What to produce: Any picture in the listing is left out of the copy; all else is duplicated exactly.

------ Provided entries

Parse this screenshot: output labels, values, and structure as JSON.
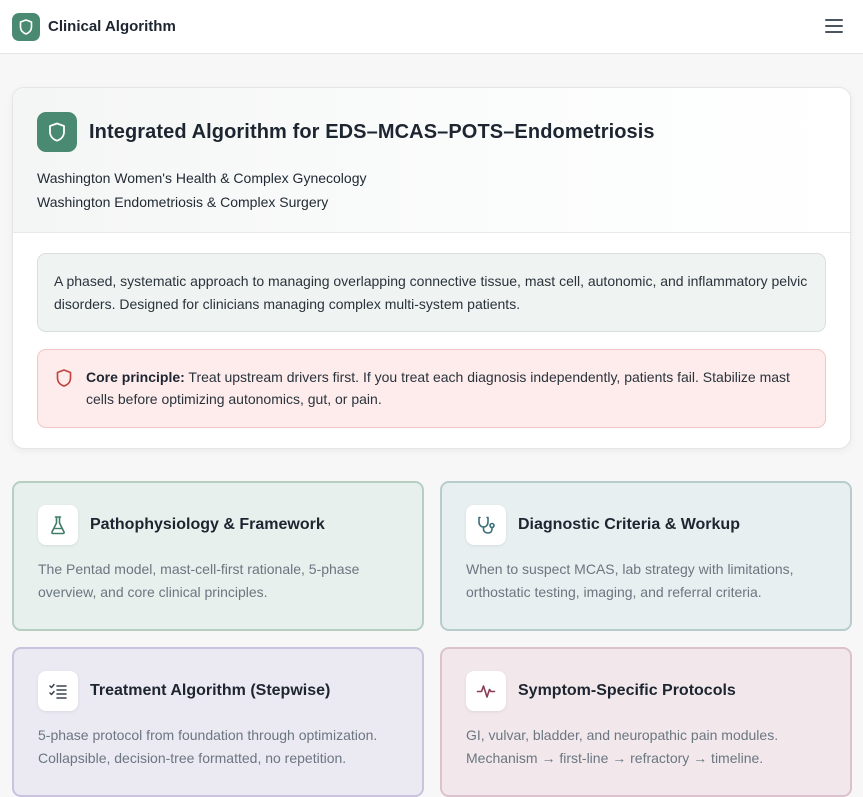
{
  "app": {
    "title": "Clinical Algorithm",
    "icons": {
      "brand": "shield-icon",
      "menu": "menu-icon"
    },
    "accent_color": "#4b8a72"
  },
  "hero": {
    "title": "Integrated Algorithm for EDS–MCAS–POTS–Endometriosis",
    "subtitle_line1": "Washington Women's Health & Complex Gynecology",
    "subtitle_line2": "Washington Endometriosis & Complex Surgery",
    "intro": "A phased, systematic approach to managing overlapping connective tissue, mast cell, autonomic, and inflammatory pelvic disorders. Designed for clinicians managing complex multi-system patients.",
    "principle_label": "Core principle:",
    "principle_text": " Treat upstream drivers first. If you treat each diagnosis independently, patients fail. Stabilize mast cells before optimizing autonomics, gut, or pain."
  },
  "cards": [
    {
      "title": "Pathophysiology & Framework",
      "description": "The Pentad model, mast-cell-first rationale, 5-phase overview, and core clinical principles.",
      "icon": "flask-icon"
    },
    {
      "title": "Diagnostic Criteria & Workup",
      "description": "When to suspect MCAS, lab strategy with limitations, orthostatic testing, imaging, and referral criteria.",
      "icon": "stethoscope-icon"
    },
    {
      "title": "Treatment Algorithm (Stepwise)",
      "description": "5-phase protocol from foundation through optimization. Collapsible, decision-tree formatted, no repetition.",
      "icon": "checklist-icon"
    },
    {
      "title": "Symptom-Specific Protocols",
      "description": "GI, vulvar, bladder, and neuropathic pain modules. Mechanism → first-line → refractory → timeline.",
      "icon": "pulse-icon"
    }
  ]
}
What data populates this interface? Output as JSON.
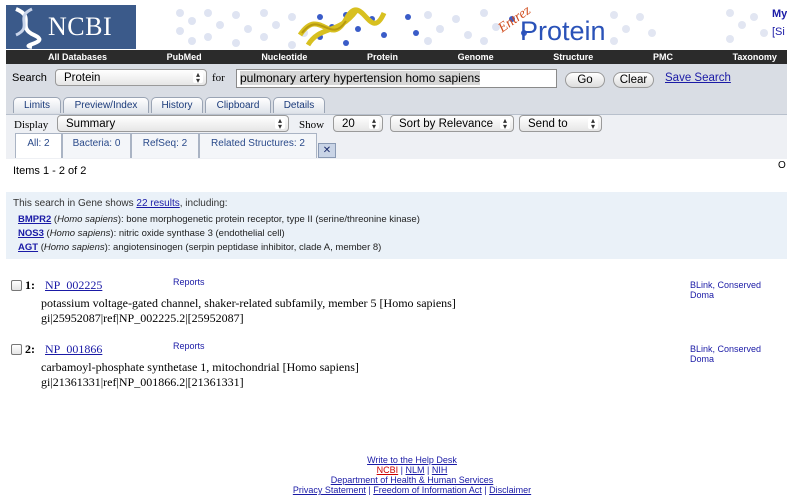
{
  "header": {
    "logo_text": "NCBI",
    "banner_title": "Protein",
    "banner_entrez": "Entrez",
    "my_label": "My",
    "my_sign": "[Si"
  },
  "nav": [
    "All Databases",
    "PubMed",
    "Nucleotide",
    "Protein",
    "Genome",
    "Structure",
    "PMC",
    "Taxonomy"
  ],
  "search": {
    "label": "Search",
    "database": "Protein",
    "for_label": "for",
    "term": "pulmonary artery hypertension homo sapiens",
    "go_label": "Go",
    "clear_label": "Clear",
    "save_label": "Save Search"
  },
  "tabs": [
    "Limits",
    "Preview/Index",
    "History",
    "Clipboard",
    "Details"
  ],
  "display": {
    "label": "Display",
    "value": "Summary",
    "show_label": "Show",
    "show_value": "20",
    "sort_value": "Sort by Relevance",
    "send_value": "Send to"
  },
  "filter_tabs": [
    "All: 2",
    "Bacteria: 0",
    "RefSeq: 2",
    "Related Structures: 2"
  ],
  "items_text": "Items 1 - 2 of 2",
  "edge_text": "O",
  "gene": {
    "intro_pre": "This search in Gene shows ",
    "intro_link": "22 results",
    "intro_post": ", including:",
    "lines": [
      {
        "sym": "BMPR2",
        "org": "Homo sapiens",
        "desc": ": bone morphogenetic protein receptor, type II (serine/threonine kinase)"
      },
      {
        "sym": "NOS3",
        "org": "Homo sapiens",
        "desc": ": nitric oxide synthase 3 (endothelial cell)"
      },
      {
        "sym": "AGT",
        "org": "Homo sapiens",
        "desc": ": angiotensinogen (serpin peptidase inhibitor, clade A, member 8)"
      }
    ]
  },
  "results": [
    {
      "num": "1:",
      "acc": "NP_002225",
      "reports": "Reports",
      "desc": "potassium voltage-gated channel, shaker-related subfamily, member 5 [Homo sapiens]",
      "ids": "gi|25952087|ref|NP_002225.2|[25952087]",
      "links": "BLink, Conserved Doma"
    },
    {
      "num": "2:",
      "acc": "NP_001866",
      "reports": "Reports",
      "desc": "carbamoyl-phosphate synthetase 1, mitochondrial [Homo sapiens]",
      "ids": "gi|21361331|ref|NP_001866.2|[21361331]",
      "links": "BLink, Conserved Doma"
    }
  ],
  "footer": {
    "help": "Write to the Help Desk",
    "ncbi": "NCBI",
    "sep1": " | ",
    "nlm": "NLM",
    "sep2": " | ",
    "nih": "NIH",
    "dept": "Department of Health & Human Services",
    "privacy": "Privacy Statement",
    "sep3": " | ",
    "foia": "Freedom of Information Act",
    "sep4": " | ",
    "disclaimer": "Disclaimer"
  }
}
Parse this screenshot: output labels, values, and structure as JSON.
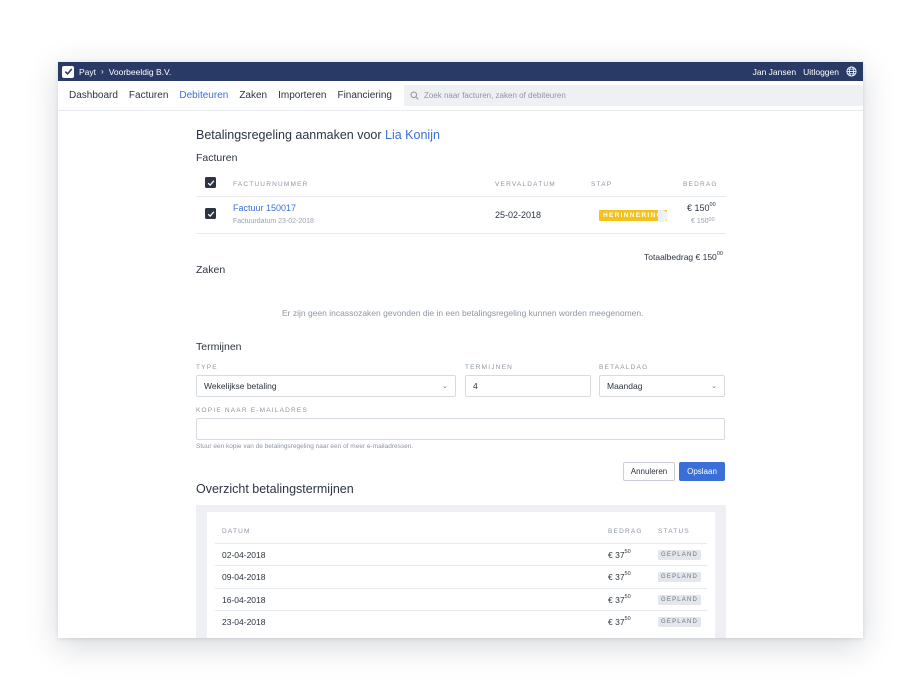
{
  "topbar": {
    "app_name": "Payt",
    "separator": "›",
    "company": "Voorbeeldig B.V.",
    "user": "Jan Jansen",
    "logout": "Uitloggen",
    "icons": [
      "check-logo-icon",
      "globe-icon"
    ]
  },
  "nav": {
    "items": [
      {
        "label": "Dashboard"
      },
      {
        "label": "Facturen"
      },
      {
        "label": "Debiteuren"
      },
      {
        "label": "Zaken"
      },
      {
        "label": "Importeren"
      },
      {
        "label": "Financiering"
      }
    ],
    "active": "Debiteuren",
    "search_placeholder": "Zoek naar facturen, zaken of debiteuren"
  },
  "page": {
    "title_prefix": "Betalingsregeling aanmaken voor",
    "debtor_name": "Lia Konijn"
  },
  "invoices": {
    "heading": "Facturen",
    "columns": {
      "number": "FACTUURNUMMER",
      "due_date": "VERVALDATUM",
      "step": "STAP",
      "amount": "BEDRAG"
    },
    "rows": [
      {
        "checked": true,
        "number": "Factuur 150017",
        "invoice_date": "Factuurdatum 23-02-2018",
        "due_date": "25-02-2018",
        "step": "HERINNERING",
        "amount_main": "€ 150",
        "amount_cents": "00",
        "amount_sub_main": "€ 150",
        "amount_sub_cents": "00"
      }
    ],
    "total_label": "Totaalbedrag € 150",
    "total_cents": "00"
  },
  "cases": {
    "heading": "Zaken",
    "empty_message": "Er zijn geen incassozaken gevonden die in een betalingsregeling kunnen worden meegenomen."
  },
  "terms": {
    "heading": "Termijnen",
    "type_label": "TYPE",
    "type_value": "Wekelijkse betaling",
    "count_label": "TERMIJNEN",
    "count_value": "4",
    "payday_label": "BETAALDAG",
    "payday_value": "Maandag",
    "email_label": "KOPIE NAAR E-MAILADRES",
    "email_value": "",
    "email_help": "Stuur een kopie van de betalingsregeling naar een of meer e-mailadressen.",
    "cancel_label": "Annuleren",
    "save_label": "Opslaan"
  },
  "overview": {
    "heading": "Overzicht betalingstermijnen",
    "columns": {
      "date": "DATUM",
      "amount": "BEDRAG",
      "status": "STATUS"
    },
    "rows": [
      {
        "date": "02-04-2018",
        "amount_main": "€ 37",
        "amount_cents": "50",
        "status": "GEPLAND"
      },
      {
        "date": "09-04-2018",
        "amount_main": "€ 37",
        "amount_cents": "50",
        "status": "GEPLAND"
      },
      {
        "date": "16-04-2018",
        "amount_main": "€ 37",
        "amount_cents": "50",
        "status": "GEPLAND"
      },
      {
        "date": "23-04-2018",
        "amount_main": "€ 37",
        "amount_cents": "50",
        "status": "GEPLAND"
      }
    ]
  },
  "colors": {
    "topbar": "#2a3a66",
    "accent": "#3a6fd8",
    "warning_badge": "#f5c21b"
  }
}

------------

Answer for the task:
Parse this screenshot: output labels, values, and structure as JSON.
{
  "app": {
    "title": "Clinical Algorithm",
    "icons": {
      "brand": "shield-icon",
      "menu": "menu-icon"
    },
    "accent_color": "#4b8a72"
  },
  "hero": {
    "title": "Integrated Algorithm for EDS–MCAS–POTS–Endometriosis",
    "subtitle_line1": "Washington Women's Health & Complex Gynecology",
    "subtitle_line2": "Washington Endometriosis & Complex Surgery",
    "intro": "A phased, systematic approach to managing overlapping connective tissue, mast cell, autonomic, and inflammatory pelvic disorders. Designed for clinicians managing complex multi-system patients.",
    "principle_label": "Core principle:",
    "principle_text": " Treat upstream drivers first. If you treat each diagnosis independently, patients fail. Stabilize mast cells before optimizing autonomics, gut, or pain."
  },
  "cards": [
    {
      "title": "Pathophysiology & Framework",
      "description": "The Pentad model, mast-cell-first rationale, 5-phase overview, and core clinical principles.",
      "icon": "flask-icon"
    },
    {
      "title": "Diagnostic Criteria & Workup",
      "description": "When to suspect MCAS, lab strategy with limitations, orthostatic testing, imaging, and referral criteria.",
      "icon": "stethoscope-icon"
    },
    {
      "title": "Treatment Algorithm (Stepwise)",
      "description": "5-phase protocol from foundation through optimization. Collapsible, decision-tree formatted, no repetition.",
      "icon": "checklist-icon"
    },
    {
      "title": "Symptom-Specific Protocols",
      "description": "GI, vulvar, bladder, and neuropathic pain modules. Mechanism → first-line → refractory → timeline.",
      "icon": "pulse-icon"
    }
  ]
}
What data populates this interface? Output as JSON.
{
  "header": {
    "logo_text": "NCBI",
    "banner_title": "Protein",
    "banner_entrez": "Entrez",
    "my_label": "My",
    "my_sign": "[Si"
  },
  "nav": [
    "All Databases",
    "PubMed",
    "Nucleotide",
    "Protein",
    "Genome",
    "Structure",
    "PMC",
    "Taxonomy"
  ],
  "search": {
    "label": "Search",
    "database": "Protein",
    "for_label": "for",
    "term": "pulmonary artery hypertension homo sapiens",
    "go_label": "Go",
    "clear_label": "Clear",
    "save_label": "Save Search"
  },
  "tabs": [
    "Limits",
    "Preview/Index",
    "History",
    "Clipboard",
    "Details"
  ],
  "display": {
    "label": "Display",
    "value": "Summary",
    "show_label": "Show",
    "show_value": "20",
    "sort_value": "Sort by Relevance",
    "send_value": "Send to"
  },
  "filter_tabs": [
    "All: 2",
    "Bacteria: 0",
    "RefSeq: 2",
    "Related Structures: 2"
  ],
  "items_text": "Items 1 - 2 of 2",
  "edge_text": "O",
  "gene": {
    "intro_pre": "This search in Gene shows ",
    "intro_link": "22 results",
    "intro_post": ", including:",
    "lines": [
      {
        "sym": "BMPR2",
        "org": "Homo sapiens",
        "desc": ": bone morphogenetic protein receptor, type II (serine/threonine kinase)"
      },
      {
        "sym": "NOS3",
        "org": "Homo sapiens",
        "desc": ": nitric oxide synthase 3 (endothelial cell)"
      },
      {
        "sym": "AGT",
        "org": "Homo sapiens",
        "desc": ": angiotensinogen (serpin peptidase inhibitor, clade A, member 8)"
      }
    ]
  },
  "results": [
    {
      "num": "1:",
      "acc": "NP_002225",
      "reports": "Reports",
      "desc": "potassium voltage-gated channel, shaker-related subfamily, member 5 [Homo sapiens]",
      "ids": "gi|25952087|ref|NP_002225.2|[25952087]",
      "links": "BLink, Conserved Doma"
    },
    {
      "num": "2:",
      "acc": "NP_001866",
      "reports": "Reports",
      "desc": "carbamoyl-phosphate synthetase 1, mitochondrial [Homo sapiens]",
      "ids": "gi|21361331|ref|NP_001866.2|[21361331]",
      "links": "BLink, Conserved Doma"
    }
  ],
  "footer": {
    "help": "Write to the Help Desk",
    "ncbi": "NCBI",
    "sep1": " | ",
    "nlm": "NLM",
    "sep2": " | ",
    "nih": "NIH",
    "dept": "Department of Health & Human Services",
    "privacy": "Privacy Statement",
    "sep3": " | ",
    "foia": "Freedom of Information Act",
    "sep4": " | ",
    "disclaimer": "Disclaimer"
  }
}
Parse this screenshot: output labels, values, and structure as JSON.
{
  "topbar": {
    "app_name": "Payt",
    "separator": "›",
    "company": "Voorbeeldig B.V.",
    "user": "Jan Jansen",
    "logout": "Uitloggen",
    "icons": [
      "check-logo-icon",
      "globe-icon"
    ]
  },
  "nav": {
    "items": [
      {
        "label": "Dashboard"
      },
      {
        "label": "Facturen"
      },
      {
        "label": "Debiteuren"
      },
      {
        "label": "Zaken"
      },
      {
        "label": "Importeren"
      },
      {
        "label": "Financiering"
      }
    ],
    "active": "Debiteuren",
    "search_placeholder": "Zoek naar facturen, zaken of debiteuren"
  },
  "page": {
    "title_prefix": "Betalingsregeling aanmaken voor",
    "debtor_name": "Lia Konijn"
  },
  "invoices": {
    "heading": "Facturen",
    "columns": {
      "number": "FACTUURNUMMER",
      "due_date": "VERVALDATUM",
      "step": "STAP",
      "amount": "BEDRAG"
    },
    "rows": [
      {
        "checked": true,
        "number": "Factuur 150017",
        "invoice_date": "Factuurdatum 23-02-2018",
        "due_date": "25-02-2018",
        "step": "HERINNERING",
        "amount_main": "€ 150",
        "amount_cents": "00",
        "amount_sub_main": "€ 150",
        "amount_sub_cents": "00"
      }
    ],
    "total_label": "Totaalbedrag € 150",
    "total_cents": "00"
  },
  "cases": {
    "heading": "Zaken",
    "empty_message": "Er zijn geen incassozaken gevonden die in een betalingsregeling kunnen worden meegenomen."
  },
  "terms": {
    "heading": "Termijnen",
    "type_label": "TYPE",
    "type_value": "Wekelijkse betaling",
    "count_label": "TERMIJNEN",
    "count_value": "4",
    "payday_label": "BETAALDAG",
    "payday_value": "Maandag",
    "email_label": "KOPIE NAAR E-MAILADRES",
    "email_value": "",
    "email_help": "Stuur een kopie van de betalingsregeling naar een of meer e-mailadressen.",
    "cancel_label": "Annuleren",
    "save_label": "Opslaan"
  },
  "overview": {
    "heading": "Overzicht betalingstermijnen",
    "columns": {
      "date": "DATUM",
      "amount": "BEDRAG",
      "status": "STATUS"
    },
    "rows": [
      {
        "date": "02-04-2018",
        "amount_main": "€ 37",
        "amount_cents": "50",
        "status": "GEPLAND"
      },
      {
        "date": "09-04-2018",
        "amount_main": "€ 37",
        "amount_cents": "50",
        "status": "GEPLAND"
      },
      {
        "date": "16-04-2018",
        "amount_main": "€ 37",
        "amount_cents": "50",
        "status": "GEPLAND"
      },
      {
        "date": "23-04-2018",
        "amount_main": "€ 37",
        "amount_cents": "50",
        "status": "GEPLAND"
      }
    ]
  },
  "colors": {
    "topbar": "#2a3a66",
    "accent": "#3a6fd8",
    "warning_badge": "#f5c21b"
  }
}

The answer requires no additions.